> YOUR INSTRUCTIONS:
Go through each line of the records below and count those with the word "MAIL"; give only the total.

> LISTED RECORDS:
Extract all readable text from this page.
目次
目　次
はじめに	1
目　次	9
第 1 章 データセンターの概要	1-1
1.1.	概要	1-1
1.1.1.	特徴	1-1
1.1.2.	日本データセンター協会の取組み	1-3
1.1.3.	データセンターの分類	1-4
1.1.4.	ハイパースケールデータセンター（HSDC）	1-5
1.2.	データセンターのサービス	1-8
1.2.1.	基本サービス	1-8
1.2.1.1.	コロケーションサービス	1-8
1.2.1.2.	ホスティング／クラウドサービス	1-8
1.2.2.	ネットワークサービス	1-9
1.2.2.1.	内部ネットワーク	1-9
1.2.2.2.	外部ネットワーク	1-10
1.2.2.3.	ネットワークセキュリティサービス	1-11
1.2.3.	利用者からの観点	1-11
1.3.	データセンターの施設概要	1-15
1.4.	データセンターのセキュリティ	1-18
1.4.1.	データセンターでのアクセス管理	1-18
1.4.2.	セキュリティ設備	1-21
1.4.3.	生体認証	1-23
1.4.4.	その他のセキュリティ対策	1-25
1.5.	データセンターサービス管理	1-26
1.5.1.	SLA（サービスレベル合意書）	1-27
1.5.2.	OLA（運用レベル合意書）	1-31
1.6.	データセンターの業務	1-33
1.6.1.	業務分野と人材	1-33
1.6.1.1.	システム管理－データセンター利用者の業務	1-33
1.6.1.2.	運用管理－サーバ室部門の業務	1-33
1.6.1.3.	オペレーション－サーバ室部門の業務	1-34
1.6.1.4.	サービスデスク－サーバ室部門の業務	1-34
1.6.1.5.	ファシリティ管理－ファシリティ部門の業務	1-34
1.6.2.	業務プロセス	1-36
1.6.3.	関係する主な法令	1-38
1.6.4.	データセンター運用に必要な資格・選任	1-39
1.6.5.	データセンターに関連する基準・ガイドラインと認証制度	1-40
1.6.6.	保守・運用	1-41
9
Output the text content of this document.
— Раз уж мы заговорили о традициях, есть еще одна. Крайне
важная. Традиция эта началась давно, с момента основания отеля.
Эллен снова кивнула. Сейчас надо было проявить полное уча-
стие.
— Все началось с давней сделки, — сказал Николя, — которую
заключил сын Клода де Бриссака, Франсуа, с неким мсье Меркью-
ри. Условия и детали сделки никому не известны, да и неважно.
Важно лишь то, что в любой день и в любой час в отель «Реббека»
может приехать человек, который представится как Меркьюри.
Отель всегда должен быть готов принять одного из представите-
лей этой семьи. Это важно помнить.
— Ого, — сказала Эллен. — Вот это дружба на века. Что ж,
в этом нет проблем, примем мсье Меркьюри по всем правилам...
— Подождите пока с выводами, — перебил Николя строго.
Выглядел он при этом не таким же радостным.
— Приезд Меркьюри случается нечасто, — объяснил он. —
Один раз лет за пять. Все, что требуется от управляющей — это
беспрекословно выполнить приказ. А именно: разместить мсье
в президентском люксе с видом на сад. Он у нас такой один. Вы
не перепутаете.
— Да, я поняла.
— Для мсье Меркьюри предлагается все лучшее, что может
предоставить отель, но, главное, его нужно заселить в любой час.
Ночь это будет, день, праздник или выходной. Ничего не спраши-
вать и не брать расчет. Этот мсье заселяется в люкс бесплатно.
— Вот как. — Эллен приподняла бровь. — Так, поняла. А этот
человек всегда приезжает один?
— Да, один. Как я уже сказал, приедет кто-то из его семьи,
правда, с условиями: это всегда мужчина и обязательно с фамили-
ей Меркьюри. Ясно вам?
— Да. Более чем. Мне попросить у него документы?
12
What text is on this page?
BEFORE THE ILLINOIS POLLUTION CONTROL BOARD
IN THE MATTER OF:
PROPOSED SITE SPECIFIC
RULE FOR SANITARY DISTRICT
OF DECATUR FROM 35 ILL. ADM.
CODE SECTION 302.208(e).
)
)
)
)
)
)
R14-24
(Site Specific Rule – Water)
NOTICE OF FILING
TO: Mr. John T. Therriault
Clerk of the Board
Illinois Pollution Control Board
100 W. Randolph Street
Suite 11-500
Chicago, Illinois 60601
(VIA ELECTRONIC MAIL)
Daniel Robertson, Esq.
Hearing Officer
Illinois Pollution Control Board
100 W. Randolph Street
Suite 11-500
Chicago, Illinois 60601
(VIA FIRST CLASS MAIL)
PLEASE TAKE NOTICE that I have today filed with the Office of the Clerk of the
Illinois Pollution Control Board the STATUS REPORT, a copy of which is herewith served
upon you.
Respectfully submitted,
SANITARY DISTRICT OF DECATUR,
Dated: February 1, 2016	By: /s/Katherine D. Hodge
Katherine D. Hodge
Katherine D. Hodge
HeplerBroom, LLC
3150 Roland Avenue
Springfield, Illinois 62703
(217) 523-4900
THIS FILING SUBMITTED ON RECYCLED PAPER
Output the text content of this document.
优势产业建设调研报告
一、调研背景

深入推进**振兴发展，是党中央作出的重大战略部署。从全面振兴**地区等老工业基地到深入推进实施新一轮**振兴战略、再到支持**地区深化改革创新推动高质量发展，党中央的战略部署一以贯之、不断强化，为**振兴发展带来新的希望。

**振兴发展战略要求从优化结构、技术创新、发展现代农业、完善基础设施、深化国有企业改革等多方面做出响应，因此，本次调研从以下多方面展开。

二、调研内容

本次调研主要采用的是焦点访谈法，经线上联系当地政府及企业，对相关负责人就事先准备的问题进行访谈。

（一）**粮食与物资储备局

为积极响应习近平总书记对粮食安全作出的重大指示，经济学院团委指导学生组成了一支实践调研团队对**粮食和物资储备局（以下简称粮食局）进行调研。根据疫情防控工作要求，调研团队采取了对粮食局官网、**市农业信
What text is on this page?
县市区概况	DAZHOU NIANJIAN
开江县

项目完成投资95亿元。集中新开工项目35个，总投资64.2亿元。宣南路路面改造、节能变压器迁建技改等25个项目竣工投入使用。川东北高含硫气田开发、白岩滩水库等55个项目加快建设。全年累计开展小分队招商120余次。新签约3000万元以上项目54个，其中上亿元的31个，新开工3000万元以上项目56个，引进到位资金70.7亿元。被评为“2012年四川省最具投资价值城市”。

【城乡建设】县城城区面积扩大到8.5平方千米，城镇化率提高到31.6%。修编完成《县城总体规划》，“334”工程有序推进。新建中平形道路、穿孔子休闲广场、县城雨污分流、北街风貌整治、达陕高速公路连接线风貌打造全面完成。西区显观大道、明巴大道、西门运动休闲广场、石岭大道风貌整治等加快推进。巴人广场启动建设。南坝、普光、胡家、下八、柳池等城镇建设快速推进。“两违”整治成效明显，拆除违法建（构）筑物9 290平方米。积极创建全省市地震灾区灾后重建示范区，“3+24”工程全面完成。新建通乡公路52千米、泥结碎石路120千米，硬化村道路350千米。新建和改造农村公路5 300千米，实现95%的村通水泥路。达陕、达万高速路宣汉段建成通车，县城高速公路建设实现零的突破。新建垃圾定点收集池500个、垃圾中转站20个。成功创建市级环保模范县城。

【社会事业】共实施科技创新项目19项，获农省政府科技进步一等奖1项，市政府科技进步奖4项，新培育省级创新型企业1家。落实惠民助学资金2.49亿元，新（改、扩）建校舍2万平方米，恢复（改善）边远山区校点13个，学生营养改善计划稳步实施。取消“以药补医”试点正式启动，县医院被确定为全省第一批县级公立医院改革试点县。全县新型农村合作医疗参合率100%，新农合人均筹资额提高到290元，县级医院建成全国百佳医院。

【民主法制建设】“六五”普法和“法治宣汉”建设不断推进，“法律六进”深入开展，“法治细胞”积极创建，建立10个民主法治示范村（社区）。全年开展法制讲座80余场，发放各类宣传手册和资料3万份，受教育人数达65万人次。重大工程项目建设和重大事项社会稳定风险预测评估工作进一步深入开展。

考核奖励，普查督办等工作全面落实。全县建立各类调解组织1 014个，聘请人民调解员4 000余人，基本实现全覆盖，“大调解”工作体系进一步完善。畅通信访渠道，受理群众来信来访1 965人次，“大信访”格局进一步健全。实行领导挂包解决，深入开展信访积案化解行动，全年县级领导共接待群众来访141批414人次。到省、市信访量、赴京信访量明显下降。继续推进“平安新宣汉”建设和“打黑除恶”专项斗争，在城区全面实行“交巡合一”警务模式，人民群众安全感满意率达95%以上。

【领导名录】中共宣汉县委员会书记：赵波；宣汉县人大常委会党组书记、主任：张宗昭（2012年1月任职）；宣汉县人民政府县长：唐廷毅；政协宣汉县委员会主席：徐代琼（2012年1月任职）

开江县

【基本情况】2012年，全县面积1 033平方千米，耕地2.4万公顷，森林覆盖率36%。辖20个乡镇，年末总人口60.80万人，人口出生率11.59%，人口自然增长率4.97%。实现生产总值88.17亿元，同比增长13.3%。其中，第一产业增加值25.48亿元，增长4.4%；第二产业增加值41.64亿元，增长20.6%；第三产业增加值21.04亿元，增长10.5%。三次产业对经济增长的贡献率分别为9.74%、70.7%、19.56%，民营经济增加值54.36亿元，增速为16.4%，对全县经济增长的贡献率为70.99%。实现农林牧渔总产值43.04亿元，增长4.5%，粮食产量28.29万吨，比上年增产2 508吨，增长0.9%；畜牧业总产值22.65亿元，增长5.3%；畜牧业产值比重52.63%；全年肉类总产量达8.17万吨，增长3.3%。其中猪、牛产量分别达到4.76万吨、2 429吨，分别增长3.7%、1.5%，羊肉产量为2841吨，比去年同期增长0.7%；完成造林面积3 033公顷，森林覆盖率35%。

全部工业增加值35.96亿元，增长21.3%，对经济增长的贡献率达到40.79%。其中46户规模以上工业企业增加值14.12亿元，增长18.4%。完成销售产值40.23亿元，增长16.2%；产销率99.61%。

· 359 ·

> TASK ANSWER:
2